Duplicate the items character for character, starting at the first line and ending with the line that contains "level-label: Resistance 2", both ends included.
---- Provided material
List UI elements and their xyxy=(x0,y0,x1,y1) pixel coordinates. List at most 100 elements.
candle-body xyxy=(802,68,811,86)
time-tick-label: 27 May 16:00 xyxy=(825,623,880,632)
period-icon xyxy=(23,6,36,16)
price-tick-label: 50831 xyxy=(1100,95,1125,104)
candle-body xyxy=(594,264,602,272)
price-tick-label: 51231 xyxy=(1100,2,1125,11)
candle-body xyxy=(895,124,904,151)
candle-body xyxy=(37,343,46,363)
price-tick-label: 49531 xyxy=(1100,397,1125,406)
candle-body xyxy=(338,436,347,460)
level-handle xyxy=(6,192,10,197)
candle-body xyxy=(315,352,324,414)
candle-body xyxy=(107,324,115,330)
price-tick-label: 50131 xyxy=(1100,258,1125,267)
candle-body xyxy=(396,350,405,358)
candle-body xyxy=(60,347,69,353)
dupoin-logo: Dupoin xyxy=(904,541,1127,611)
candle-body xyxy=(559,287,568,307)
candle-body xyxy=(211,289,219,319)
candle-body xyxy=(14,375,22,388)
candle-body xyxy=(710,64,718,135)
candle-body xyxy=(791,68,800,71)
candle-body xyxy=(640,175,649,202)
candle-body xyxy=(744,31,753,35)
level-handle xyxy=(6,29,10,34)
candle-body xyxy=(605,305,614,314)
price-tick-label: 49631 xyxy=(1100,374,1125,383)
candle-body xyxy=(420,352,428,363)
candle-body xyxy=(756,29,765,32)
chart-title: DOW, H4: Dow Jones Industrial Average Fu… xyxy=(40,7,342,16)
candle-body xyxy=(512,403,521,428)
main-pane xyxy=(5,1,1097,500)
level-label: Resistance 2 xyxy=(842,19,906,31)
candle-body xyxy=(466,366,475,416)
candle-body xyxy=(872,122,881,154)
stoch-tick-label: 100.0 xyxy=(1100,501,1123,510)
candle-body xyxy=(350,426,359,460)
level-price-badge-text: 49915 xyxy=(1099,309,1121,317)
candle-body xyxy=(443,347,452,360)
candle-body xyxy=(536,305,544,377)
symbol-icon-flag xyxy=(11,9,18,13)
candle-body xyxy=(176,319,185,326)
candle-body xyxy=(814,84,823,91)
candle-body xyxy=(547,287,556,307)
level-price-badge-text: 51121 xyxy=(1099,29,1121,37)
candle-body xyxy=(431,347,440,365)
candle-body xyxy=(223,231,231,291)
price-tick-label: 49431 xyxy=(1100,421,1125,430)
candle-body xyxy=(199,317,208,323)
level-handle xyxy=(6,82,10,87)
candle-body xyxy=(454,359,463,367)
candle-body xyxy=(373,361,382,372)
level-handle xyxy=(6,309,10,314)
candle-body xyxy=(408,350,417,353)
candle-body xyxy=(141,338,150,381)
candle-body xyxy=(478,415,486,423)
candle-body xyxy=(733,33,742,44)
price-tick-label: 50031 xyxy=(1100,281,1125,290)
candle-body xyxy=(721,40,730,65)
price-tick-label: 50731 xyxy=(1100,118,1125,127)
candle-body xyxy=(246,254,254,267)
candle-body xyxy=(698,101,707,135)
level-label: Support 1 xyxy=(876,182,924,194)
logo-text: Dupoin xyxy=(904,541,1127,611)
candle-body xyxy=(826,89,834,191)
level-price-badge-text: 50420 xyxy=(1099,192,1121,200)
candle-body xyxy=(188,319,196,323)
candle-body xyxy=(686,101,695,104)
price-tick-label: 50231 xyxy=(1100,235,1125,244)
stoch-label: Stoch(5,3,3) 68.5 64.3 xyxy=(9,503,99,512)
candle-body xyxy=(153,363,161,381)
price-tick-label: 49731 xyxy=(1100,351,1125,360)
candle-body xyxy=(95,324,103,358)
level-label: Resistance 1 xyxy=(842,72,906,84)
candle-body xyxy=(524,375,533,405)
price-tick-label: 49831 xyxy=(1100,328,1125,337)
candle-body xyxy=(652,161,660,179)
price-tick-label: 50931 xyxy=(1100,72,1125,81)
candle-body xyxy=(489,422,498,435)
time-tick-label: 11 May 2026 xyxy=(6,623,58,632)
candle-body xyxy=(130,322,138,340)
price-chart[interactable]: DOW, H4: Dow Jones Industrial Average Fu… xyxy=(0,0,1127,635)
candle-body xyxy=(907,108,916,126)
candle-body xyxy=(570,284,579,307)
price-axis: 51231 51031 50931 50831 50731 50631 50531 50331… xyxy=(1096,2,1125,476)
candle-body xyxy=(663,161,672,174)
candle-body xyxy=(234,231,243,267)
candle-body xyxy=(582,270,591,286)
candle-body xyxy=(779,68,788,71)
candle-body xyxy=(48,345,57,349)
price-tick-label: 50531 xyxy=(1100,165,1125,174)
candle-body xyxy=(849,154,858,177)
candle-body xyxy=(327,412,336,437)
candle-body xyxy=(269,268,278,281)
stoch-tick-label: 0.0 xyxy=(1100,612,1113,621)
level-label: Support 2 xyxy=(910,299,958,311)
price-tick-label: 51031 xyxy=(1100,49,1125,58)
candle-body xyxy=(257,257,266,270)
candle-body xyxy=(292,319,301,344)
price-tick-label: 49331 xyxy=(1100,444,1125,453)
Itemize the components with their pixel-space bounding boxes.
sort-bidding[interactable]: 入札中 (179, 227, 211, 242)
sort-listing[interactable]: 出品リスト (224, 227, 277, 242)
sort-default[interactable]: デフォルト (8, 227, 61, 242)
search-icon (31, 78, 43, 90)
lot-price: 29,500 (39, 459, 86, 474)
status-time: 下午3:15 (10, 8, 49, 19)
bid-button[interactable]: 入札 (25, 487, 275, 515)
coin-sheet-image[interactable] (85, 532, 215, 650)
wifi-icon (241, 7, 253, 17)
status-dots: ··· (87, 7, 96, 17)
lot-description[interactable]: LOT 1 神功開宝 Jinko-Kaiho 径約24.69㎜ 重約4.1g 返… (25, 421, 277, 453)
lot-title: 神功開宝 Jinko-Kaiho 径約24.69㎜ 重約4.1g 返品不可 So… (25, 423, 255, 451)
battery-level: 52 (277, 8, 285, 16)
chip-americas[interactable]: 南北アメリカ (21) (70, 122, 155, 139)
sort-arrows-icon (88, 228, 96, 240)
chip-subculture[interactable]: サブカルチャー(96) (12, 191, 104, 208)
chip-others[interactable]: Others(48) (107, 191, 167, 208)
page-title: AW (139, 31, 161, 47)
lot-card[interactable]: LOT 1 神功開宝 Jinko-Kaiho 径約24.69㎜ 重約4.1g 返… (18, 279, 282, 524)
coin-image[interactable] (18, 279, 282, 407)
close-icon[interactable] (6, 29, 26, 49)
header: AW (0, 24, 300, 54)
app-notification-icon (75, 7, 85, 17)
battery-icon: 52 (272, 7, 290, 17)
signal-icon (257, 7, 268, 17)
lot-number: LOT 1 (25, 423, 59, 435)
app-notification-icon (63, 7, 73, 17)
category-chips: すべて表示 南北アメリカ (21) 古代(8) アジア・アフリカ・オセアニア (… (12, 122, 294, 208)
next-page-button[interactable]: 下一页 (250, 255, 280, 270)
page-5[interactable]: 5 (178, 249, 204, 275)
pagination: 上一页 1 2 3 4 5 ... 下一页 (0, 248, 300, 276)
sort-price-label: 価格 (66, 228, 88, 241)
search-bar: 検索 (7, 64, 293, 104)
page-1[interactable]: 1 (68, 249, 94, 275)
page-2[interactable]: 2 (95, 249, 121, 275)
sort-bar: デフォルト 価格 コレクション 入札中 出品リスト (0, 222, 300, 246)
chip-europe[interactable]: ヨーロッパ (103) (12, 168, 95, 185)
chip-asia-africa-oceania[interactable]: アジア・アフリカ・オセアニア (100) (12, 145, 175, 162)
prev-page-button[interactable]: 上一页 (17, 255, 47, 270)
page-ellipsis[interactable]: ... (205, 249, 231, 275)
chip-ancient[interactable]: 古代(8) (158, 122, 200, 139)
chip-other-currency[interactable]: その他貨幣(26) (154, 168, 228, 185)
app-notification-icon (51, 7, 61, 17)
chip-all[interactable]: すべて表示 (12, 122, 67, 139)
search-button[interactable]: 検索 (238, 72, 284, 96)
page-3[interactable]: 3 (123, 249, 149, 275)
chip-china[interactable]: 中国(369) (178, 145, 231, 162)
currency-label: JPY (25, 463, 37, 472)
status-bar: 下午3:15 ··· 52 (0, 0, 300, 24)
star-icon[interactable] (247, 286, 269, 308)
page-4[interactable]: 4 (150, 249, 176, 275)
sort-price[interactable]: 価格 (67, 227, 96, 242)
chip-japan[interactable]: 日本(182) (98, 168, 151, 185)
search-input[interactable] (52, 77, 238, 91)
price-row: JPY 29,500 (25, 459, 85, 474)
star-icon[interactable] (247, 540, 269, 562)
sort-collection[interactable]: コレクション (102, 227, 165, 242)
--------
#### [Exercise answer]
List UI elements and their xyxy=(x0,y0,x1,y1) pixel coordinates. List at most 100 elements.
candle-body xyxy=(802,68,811,86)
time-tick-label: 27 May 16:00 xyxy=(825,623,880,632)
period-icon xyxy=(23,6,36,16)
price-tick-label: 50831 xyxy=(1100,95,1125,104)
candle-body xyxy=(594,264,602,272)
price-tick-label: 51231 xyxy=(1100,2,1125,11)
candle-body xyxy=(895,124,904,151)
candle-body xyxy=(37,343,46,363)
price-tick-label: 49531 xyxy=(1100,397,1125,406)
candle-body xyxy=(338,436,347,460)
level-handle xyxy=(6,192,10,197)
candle-body xyxy=(315,352,324,414)
candle-body xyxy=(107,324,115,330)
price-tick-label: 50131 xyxy=(1100,258,1125,267)
candle-body xyxy=(396,350,405,358)
candle-body xyxy=(60,347,69,353)
dupoin-logo: Dupoin xyxy=(904,541,1127,611)
candle-body xyxy=(559,287,568,307)
candle-body xyxy=(211,289,219,319)
candle-body xyxy=(14,375,22,388)
candle-body xyxy=(710,64,718,135)
candle-body xyxy=(791,68,800,71)
candle-body xyxy=(640,175,649,202)
candle-body xyxy=(744,31,753,35)
level-handle xyxy=(6,29,10,34)
candle-body xyxy=(605,305,614,314)
price-tick-label: 49631 xyxy=(1100,374,1125,383)
candle-body xyxy=(420,352,428,363)
candle-body xyxy=(756,29,765,32)
chart-title: DOW, H4: Dow Jones Industrial Average Fu… xyxy=(40,7,342,16)
candle-body xyxy=(512,403,521,428)
main-pane xyxy=(5,1,1097,500)
level-label: Resistance 2 xyxy=(842,19,906,31)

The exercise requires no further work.